● **RAW RECORDS**
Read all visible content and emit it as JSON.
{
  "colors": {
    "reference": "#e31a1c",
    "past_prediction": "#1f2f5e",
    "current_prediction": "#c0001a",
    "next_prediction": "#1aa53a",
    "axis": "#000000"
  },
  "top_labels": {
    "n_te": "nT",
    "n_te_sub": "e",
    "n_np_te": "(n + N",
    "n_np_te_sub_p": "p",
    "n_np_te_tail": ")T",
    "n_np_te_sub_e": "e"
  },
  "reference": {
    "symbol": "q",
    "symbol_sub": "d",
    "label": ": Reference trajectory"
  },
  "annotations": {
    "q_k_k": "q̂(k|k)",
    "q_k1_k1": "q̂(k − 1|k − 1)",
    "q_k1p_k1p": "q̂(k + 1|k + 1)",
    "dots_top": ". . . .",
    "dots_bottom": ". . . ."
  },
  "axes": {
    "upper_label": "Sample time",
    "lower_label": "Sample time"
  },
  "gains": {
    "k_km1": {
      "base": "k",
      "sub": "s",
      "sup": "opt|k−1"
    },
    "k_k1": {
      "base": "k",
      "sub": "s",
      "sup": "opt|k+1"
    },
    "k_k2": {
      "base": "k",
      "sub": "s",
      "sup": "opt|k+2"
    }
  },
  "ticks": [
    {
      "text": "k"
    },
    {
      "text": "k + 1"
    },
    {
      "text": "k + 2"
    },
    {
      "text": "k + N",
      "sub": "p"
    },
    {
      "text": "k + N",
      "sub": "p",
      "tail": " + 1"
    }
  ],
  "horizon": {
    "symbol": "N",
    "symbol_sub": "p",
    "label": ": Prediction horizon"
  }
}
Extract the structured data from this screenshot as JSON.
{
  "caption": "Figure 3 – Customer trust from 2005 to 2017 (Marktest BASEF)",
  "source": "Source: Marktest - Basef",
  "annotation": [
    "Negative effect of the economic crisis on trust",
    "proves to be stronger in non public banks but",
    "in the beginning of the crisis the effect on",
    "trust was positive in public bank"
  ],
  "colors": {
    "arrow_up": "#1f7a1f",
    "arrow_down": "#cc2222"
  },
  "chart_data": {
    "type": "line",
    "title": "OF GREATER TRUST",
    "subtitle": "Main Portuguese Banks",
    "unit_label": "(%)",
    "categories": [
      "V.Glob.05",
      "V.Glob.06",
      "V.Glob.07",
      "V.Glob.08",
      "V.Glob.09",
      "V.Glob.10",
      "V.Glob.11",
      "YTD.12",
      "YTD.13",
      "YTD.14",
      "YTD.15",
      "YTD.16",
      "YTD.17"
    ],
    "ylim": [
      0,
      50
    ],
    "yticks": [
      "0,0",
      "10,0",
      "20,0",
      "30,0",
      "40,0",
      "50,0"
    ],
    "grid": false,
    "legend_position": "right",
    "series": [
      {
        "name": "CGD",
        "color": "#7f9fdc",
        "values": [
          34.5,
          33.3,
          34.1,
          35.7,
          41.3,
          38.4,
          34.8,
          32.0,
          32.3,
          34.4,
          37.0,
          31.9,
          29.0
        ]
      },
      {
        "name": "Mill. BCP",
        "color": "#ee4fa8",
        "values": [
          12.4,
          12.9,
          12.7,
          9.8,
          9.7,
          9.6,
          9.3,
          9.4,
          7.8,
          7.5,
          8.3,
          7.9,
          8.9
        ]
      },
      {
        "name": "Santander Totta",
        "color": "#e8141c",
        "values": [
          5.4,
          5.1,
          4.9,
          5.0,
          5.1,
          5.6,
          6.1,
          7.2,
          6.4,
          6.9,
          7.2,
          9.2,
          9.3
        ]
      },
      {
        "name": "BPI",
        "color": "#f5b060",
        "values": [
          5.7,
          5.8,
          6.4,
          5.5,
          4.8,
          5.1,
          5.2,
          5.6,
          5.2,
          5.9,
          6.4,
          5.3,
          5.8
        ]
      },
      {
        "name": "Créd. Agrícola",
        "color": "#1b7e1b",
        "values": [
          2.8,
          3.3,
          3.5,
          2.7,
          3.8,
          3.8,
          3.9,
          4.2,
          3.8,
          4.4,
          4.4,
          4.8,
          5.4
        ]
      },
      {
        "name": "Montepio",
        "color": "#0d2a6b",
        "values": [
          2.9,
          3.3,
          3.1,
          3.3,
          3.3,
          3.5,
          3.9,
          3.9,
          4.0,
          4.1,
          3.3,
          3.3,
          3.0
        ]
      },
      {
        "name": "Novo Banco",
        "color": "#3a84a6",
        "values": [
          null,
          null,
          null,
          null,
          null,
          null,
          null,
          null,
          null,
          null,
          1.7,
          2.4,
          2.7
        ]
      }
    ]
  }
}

● **EXERCISE DETAILS**
Look through the entries above. Extract each line with the word "crisis".

● **EXERCISE ANSWER**
    "Negative effect of the economic crisis on trust",
    "in the beginning of the crisis the effect on",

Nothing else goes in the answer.